*Extracted data entries*.

---

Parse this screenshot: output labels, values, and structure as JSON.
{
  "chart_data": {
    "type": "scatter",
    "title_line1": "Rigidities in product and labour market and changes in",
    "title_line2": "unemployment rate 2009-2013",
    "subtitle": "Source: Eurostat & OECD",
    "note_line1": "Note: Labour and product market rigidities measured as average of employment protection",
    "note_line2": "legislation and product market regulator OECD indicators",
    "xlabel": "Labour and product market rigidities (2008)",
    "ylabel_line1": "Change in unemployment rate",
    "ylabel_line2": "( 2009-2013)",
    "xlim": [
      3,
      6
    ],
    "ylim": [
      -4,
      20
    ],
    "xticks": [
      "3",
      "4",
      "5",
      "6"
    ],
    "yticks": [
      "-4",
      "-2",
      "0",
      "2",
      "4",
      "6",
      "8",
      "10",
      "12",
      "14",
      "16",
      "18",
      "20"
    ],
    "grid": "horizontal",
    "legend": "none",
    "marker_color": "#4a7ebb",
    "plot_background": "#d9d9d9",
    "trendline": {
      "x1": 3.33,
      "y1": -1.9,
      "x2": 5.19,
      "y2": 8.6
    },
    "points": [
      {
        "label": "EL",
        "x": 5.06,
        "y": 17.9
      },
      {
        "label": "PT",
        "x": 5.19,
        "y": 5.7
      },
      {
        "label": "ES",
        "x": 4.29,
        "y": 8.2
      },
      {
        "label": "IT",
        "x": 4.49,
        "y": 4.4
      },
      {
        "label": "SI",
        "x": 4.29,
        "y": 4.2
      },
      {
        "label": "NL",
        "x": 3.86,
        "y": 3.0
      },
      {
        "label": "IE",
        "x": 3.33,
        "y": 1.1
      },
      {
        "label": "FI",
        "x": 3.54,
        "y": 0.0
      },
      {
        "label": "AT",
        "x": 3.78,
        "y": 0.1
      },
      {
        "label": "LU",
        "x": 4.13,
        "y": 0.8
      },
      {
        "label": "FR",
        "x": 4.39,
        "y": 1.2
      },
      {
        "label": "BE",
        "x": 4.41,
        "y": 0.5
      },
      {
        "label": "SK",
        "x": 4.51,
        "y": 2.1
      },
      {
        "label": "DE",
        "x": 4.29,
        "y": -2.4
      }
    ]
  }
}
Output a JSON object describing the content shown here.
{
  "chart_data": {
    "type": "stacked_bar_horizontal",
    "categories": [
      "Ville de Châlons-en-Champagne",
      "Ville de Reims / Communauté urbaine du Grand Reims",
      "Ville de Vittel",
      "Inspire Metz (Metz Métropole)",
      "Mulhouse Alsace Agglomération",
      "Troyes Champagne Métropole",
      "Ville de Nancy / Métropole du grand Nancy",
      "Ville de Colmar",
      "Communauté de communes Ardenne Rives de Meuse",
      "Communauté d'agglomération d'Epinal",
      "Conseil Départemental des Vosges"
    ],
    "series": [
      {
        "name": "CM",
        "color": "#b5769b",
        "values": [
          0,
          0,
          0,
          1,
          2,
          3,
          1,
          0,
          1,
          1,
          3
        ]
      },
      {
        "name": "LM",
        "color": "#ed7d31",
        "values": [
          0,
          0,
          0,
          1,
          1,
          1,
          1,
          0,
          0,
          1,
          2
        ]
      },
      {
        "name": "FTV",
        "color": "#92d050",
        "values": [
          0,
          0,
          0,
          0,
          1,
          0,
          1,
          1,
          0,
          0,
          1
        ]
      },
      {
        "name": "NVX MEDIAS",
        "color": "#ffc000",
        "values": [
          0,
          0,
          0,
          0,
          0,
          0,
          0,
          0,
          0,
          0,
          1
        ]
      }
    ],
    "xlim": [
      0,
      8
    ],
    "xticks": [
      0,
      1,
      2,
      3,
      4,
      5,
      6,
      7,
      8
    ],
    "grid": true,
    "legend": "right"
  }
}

---

*Requirement*. Retype the material in full. Each word must match.

*The response*.
Parse this screenshot: output labels, values, and structure as JSON.
{
  "chart_data": {
    "type": "scatter",
    "title_line1": "Rigidities in product and labour market and changes in",
    "title_line2": "unemployment rate 2009-2013",
    "subtitle": "Source: Eurostat & OECD",
    "note_line1": "Note: Labour and product market rigidities measured as average of employment protection",
    "note_line2": "legislation and product market regulator OECD indicators",
    "xlabel": "Labour and product market rigidities (2008)",
    "ylabel_line1": "Change in unemployment rate",
    "ylabel_line2": "( 2009-2013)",
    "xlim": [
      3,
      6
    ],
    "ylim": [
      -4,
      20
    ],
    "xticks": [
      "3",
      "4",
      "5",
      "6"
    ],
    "yticks": [
      "-4",
      "-2",
      "0",
      "2",
      "4",
      "6",
      "8",
      "10",
      "12",
      "14",
      "16",
      "18",
      "20"
    ],
    "grid": "horizontal",
    "legend": "none",
    "marker_color": "#4a7ebb",
    "plot_background": "#d9d9d9",
    "trendline": {
      "x1": 3.33,
      "y1": -1.9,
      "x2": 5.19,
      "y2": 8.6
    },
    "points": [
      {
        "label": "EL",
        "x": 5.06,
        "y": 17.9
      },
      {
        "label": "PT",
        "x": 5.19,
        "y": 5.7
      },
      {
        "label": "ES",
        "x": 4.29,
        "y": 8.2
      },
      {
        "label": "IT",
        "x": 4.49,
        "y": 4.4
      },
      {
        "label": "SI",
        "x": 4.29,
        "y": 4.2
      },
      {
        "label": "NL",
        "x": 3.86,
        "y": 3.0
      },
      {
        "label": "IE",
        "x": 3.33,
        "y": 1.1
      },
      {
        "label": "FI",
        "x": 3.54,
        "y": 0.0
      },
      {
        "label": "AT",
        "x": 3.78,
        "y": 0.1
      },
      {
        "label": "LU",
        "x": 4.13,
        "y": 0.8
      },
      {
        "label": "FR",
        "x": 4.39,
        "y": 1.2
      },
      {
        "label": "BE",
        "x": 4.41,
        "y": 0.5
      },
      {
        "label": "SK",
        "x": 4.51,
        "y": 2.1
      },
      {
        "label": "DE",
        "x": 4.29,
        "y": -2.4
      }
    ]
  }
}
Output a JSON object describing the content shown here.
{
  "chart_data": {
    "type": "stacked_bar_horizontal",
    "categories": [
      "Ville de Châlons-en-Champagne",
      "Ville de Reims / Communauté urbaine du Grand Reims",
      "Ville de Vittel",
      "Inspire Metz (Metz Métropole)",
      "Mulhouse Alsace Agglomération",
      "Troyes Champagne Métropole",
      "Ville de Nancy / Métropole du grand Nancy",
      "Ville de Colmar",
      "Communauté de communes Ardenne Rives de Meuse",
      "Communauté d'agglomération d'Epinal",
      "Conseil Départemental des Vosges"
    ],
    "series": [
      {
        "name": "CM",
        "color": "#b5769b",
        "values": [
          0,
          0,
          0,
          1,
          2,
          3,
          1,
          0,
          1,
          1,
          3
        ]
      },
      {
        "name": "LM",
        "color": "#ed7d31",
        "values": [
          0,
          0,
          0,
          1,
          1,
          1,
          1,
          0,
          0,
          1,
          2
        ]
      },
      {
        "name": "FTV",
        "color": "#92d050",
        "values": [
          0,
          0,
          0,
          0,
          1,
          0,
          1,
          1,
          0,
          0,
          1
        ]
      },
      {
        "name": "NVX MEDIAS",
        "color": "#ffc000",
        "values": [
          0,
          0,
          0,
          0,
          0,
          0,
          0,
          0,
          0,
          0,
          1
        ]
      }
    ],
    "xlim": [
      0,
      8
    ],
    "xticks": [
      0,
      1,
      2,
      3,
      4,
      5,
      6,
      7,
      8
    ],
    "grid": true,
    "legend": "right"
  }
}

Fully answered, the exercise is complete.